_AIM_: Write out all of the entries exactly, please.

[BEGIN DATA TO USE]

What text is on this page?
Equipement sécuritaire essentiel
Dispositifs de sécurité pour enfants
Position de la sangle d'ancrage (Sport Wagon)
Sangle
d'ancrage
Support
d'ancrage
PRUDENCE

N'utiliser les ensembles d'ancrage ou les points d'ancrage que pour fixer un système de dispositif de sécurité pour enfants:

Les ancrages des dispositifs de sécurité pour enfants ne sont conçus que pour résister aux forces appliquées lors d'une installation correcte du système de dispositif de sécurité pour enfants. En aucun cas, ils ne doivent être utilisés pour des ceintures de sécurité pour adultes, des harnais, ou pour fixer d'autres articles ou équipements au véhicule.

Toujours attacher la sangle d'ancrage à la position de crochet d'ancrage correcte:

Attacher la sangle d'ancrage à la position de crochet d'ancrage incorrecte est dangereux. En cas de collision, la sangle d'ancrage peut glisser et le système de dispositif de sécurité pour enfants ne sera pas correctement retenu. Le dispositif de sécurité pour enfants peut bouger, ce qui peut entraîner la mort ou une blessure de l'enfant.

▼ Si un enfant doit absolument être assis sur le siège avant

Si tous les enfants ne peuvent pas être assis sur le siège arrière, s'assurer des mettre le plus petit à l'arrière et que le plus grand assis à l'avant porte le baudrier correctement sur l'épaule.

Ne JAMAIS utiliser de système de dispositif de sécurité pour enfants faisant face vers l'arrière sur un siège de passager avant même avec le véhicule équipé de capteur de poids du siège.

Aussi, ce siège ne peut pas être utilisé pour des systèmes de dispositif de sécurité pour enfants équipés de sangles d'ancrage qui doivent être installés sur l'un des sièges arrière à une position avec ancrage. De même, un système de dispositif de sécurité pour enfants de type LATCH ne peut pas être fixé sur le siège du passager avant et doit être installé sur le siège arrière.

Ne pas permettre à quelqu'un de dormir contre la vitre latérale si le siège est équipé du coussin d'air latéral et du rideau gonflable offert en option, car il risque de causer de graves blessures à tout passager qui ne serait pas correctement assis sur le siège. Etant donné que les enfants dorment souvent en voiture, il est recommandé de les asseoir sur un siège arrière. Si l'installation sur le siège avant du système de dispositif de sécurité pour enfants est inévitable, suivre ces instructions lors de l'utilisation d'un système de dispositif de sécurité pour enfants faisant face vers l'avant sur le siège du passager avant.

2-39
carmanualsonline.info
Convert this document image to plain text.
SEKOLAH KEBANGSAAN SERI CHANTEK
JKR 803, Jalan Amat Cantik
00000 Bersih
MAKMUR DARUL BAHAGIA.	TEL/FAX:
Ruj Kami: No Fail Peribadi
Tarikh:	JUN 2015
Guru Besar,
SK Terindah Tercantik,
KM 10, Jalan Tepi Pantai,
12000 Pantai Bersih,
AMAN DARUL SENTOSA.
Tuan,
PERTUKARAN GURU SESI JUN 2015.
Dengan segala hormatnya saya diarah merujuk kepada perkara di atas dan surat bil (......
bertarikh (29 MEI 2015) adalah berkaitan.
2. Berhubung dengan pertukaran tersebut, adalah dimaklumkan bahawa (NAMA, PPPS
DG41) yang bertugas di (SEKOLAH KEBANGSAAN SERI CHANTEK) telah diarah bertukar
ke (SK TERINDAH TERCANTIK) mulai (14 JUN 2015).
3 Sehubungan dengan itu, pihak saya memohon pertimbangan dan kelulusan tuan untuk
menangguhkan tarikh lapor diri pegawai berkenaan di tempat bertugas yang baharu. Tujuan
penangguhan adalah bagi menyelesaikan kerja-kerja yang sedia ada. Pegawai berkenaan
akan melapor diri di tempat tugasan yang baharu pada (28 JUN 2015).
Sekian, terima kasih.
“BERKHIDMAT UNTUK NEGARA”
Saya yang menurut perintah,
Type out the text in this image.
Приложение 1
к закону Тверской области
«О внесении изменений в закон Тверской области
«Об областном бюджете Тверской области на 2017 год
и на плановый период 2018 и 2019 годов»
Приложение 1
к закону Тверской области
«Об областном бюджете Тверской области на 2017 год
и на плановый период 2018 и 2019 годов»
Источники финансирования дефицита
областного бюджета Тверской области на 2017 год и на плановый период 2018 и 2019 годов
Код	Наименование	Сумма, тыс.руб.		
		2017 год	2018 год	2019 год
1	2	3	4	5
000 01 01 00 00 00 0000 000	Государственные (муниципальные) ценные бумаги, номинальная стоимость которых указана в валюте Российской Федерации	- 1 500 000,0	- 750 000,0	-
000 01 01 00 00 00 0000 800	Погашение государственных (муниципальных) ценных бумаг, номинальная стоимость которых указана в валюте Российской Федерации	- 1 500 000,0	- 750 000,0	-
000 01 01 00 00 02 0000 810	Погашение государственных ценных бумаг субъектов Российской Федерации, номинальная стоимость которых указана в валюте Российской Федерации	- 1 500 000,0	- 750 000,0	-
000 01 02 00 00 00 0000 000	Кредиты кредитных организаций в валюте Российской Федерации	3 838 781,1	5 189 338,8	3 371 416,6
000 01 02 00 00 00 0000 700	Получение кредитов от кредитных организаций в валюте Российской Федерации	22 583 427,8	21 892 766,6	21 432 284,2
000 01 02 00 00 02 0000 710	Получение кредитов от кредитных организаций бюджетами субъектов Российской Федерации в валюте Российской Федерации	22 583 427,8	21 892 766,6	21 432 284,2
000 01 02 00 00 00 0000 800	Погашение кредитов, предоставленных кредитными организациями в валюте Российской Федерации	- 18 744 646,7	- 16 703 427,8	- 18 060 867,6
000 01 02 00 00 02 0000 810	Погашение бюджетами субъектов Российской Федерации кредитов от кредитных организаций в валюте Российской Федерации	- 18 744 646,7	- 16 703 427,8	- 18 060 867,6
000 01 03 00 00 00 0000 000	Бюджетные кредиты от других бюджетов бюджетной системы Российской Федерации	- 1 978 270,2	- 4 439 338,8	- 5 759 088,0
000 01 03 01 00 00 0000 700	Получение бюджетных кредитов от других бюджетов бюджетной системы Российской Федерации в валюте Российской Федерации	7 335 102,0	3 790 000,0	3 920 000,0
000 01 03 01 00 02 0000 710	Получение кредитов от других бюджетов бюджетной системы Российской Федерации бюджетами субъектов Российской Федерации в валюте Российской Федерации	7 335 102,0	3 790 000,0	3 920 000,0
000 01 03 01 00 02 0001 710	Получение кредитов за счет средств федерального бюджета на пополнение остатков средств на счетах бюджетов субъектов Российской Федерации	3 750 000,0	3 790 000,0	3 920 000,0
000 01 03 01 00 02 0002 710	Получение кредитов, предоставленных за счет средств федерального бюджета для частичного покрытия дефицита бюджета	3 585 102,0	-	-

[END DATA TO USE]

_EXPECTED ANSWER_:
What text is on this page?
Equipement sécuritaire essentiel
Dispositifs de sécurité pour enfants
Position de la sangle d'ancrage (Sport Wagon)
Sangle
d'ancrage
Support
d'ancrage
PRUDENCE

N'utiliser les ensembles d'ancrage ou les points d'ancrage que pour fixer un système de dispositif de sécurité pour enfants:

Les ancrages des dispositifs de sécurité pour enfants ne sont conçus que pour résister aux forces appliquées lors d'une installation correcte du système de dispositif de sécurité pour enfants. En aucun cas, ils ne doivent être utilisés pour des ceintures de sécurité pour adultes, des harnais, ou pour fixer d'autres articles ou équipements au véhicule.

Toujours attacher la sangle d'ancrage à la position de crochet d'ancrage correcte:

Attacher la sangle d'ancrage à la position de crochet d'ancrage incorrecte est dangereux. En cas de collision, la sangle d'ancrage peut glisser et le système de dispositif de sécurité pour enfants ne sera pas correctement retenu. Le dispositif de sécurité pour enfants peut bouger, ce qui peut entraîner la mort ou une blessure de l'enfant.

▼ Si un enfant doit absolument être assis sur le siège avant

Si tous les enfants ne peuvent pas être assis sur le siège arrière, s'assurer des mettre le plus petit à l'arrière et que le plus grand assis à l'avant porte le baudrier correctement sur l'épaule.

Ne JAMAIS utiliser de système de dispositif de sécurité pour enfants faisant face vers l'arrière sur un siège de passager avant même avec le véhicule équipé de capteur de poids du siège.

Aussi, ce siège ne peut pas être utilisé pour des systèmes de dispositif de sécurité pour enfants équipés de sangles d'ancrage qui doivent être installés sur l'un des sièges arrière à une position avec ancrage. De même, un système de dispositif de sécurité pour enfants de type LATCH ne peut pas être fixé sur le siège du passager avant et doit être installé sur le siège arrière.

Ne pas permettre à quelqu'un de dormir contre la vitre latérale si le siège est équipé du coussin d'air latéral et du rideau gonflable offert en option, car il risque de causer de graves blessures à tout passager qui ne serait pas correctement assis sur le siège. Etant donné que les enfants dorment souvent en voiture, il est recommandé de les asseoir sur un siège arrière. Si l'installation sur le siège avant du système de dispositif de sécurité pour enfants est inévitable, suivre ces instructions lors de l'utilisation d'un système de dispositif de sécurité pour enfants faisant face vers l'avant sur le siège du passager avant.

2-39
carmanualsonline.info
Convert this document image to plain text.
SEKOLAH KEBANGSAAN SERI CHANTEK
JKR 803, Jalan Amat Cantik
00000 Bersih
MAKMUR DARUL BAHAGIA.	TEL/FAX:
Ruj Kami: No Fail Peribadi
Tarikh:	JUN 2015
Guru Besar,
SK Terindah Tercantik,
KM 10, Jalan Tepi Pantai,
12000 Pantai Bersih,
AMAN DARUL SENTOSA.
Tuan,
PERTUKARAN GURU SESI JUN 2015.
Dengan segala hormatnya saya diarah merujuk kepada perkara di atas dan surat bil (......
bertarikh (29 MEI 2015) adalah berkaitan.
2. Berhubung dengan pertukaran tersebut, adalah dimaklumkan bahawa (NAMA, PPPS
DG41) yang bertugas di (SEKOLAH KEBANGSAAN SERI CHANTEK) telah diarah bertukar
ke (SK TERINDAH TERCANTIK) mulai (14 JUN 2015).
3 Sehubungan dengan itu, pihak saya memohon pertimbangan dan kelulusan tuan untuk
menangguhkan tarikh lapor diri pegawai berkenaan di tempat bertugas yang baharu. Tujuan
penangguhan adalah bagi menyelesaikan kerja-kerja yang sedia ada. Pegawai berkenaan
akan melapor diri di tempat tugasan yang baharu pada (28 JUN 2015).
Sekian, terima kasih.
“BERKHIDMAT UNTUK NEGARA”
Saya yang menurut perintah,
Type out the text in this image.
Приложение 1
к закону Тверской области
«О внесении изменений в закон Тверской области
«Об областном бюджете Тверской области на 2017 год
и на плановый период 2018 и 2019 годов»
Приложение 1
к закону Тверской области
«Об областном бюджете Тверской области на 2017 год
и на плановый период 2018 и 2019 годов»
Источники финансирования дефицита
областного бюджета Тверской области на 2017 год и на плановый период 2018 и 2019 годов
Код	Наименование	Сумма, тыс.руб.		
		2017 год	2018 год	2019 год
1	2	3	4	5
000 01 01 00 00 00 0000 000	Государственные (муниципальные) ценные бумаги, номинальная стоимость которых указана в валюте Российской Федерации	- 1 500 000,0	- 750 000,0	-
000 01 01 00 00 00 0000 800	Погашение государственных (муниципальных) ценных бумаг, номинальная стоимость которых указана в валюте Российской Федерации	- 1 500 000,0	- 750 000,0	-
000 01 01 00 00 02 0000 810	Погашение государственных ценных бумаг субъектов Российской Федерации, номинальная стоимость которых указана в валюте Российской Федерации	- 1 500 000,0	- 750 000,0	-
000 01 02 00 00 00 0000 000	Кредиты кредитных организаций в валюте Российской Федерации	3 838 781,1	5 189 338,8	3 371 416,6
000 01 02 00 00 00 0000 700	Получение кредитов от кредитных организаций в валюте Российской Федерации	22 583 427,8	21 892 766,6	21 432 284,2
000 01 02 00 00 02 0000 710	Получение кредитов от кредитных организаций бюджетами субъектов Российской Федерации в валюте Российской Федерации	22 583 427,8	21 892 766,6	21 432 284,2
000 01 02 00 00 00 0000 800	Погашение кредитов, предоставленных кредитными организациями в валюте Российской Федерации	- 18 744 646,7	- 16 703 427,8	- 18 060 867,6
000 01 02 00 00 02 0000 810	Погашение бюджетами субъектов Российской Федерации кредитов от кредитных организаций в валюте Российской Федерации	- 18 744 646,7	- 16 703 427,8	- 18 060 867,6
000 01 03 00 00 00 0000 000	Бюджетные кредиты от других бюджетов бюджетной системы Российской Федерации	- 1 978 270,2	- 4 439 338,8	- 5 759 088,0
000 01 03 01 00 00 0000 700	Получение бюджетных кредитов от других бюджетов бюджетной системы Российской Федерации в валюте Российской Федерации	7 335 102,0	3 790 000,0	3 920 000,0
000 01 03 01 00 02 0000 710	Получение кредитов от других бюджетов бюджетной системы Российской Федерации бюджетами субъектов Российской Федерации в валюте Российской Федерации	7 335 102,0	3 790 000,0	3 920 000,0
000 01 03 01 00 02 0001 710	Получение кредитов за счет средств федерального бюджета на пополнение остатков средств на счетах бюджетов субъектов Российской Федерации	3 750 000,0	3 790 000,0	3 920 000,0
000 01 03 01 00 02 0002 710	Получение кредитов, предоставленных за счет средств федерального бюджета для частичного покрытия дефицита бюджета	3 585 102,0	-	-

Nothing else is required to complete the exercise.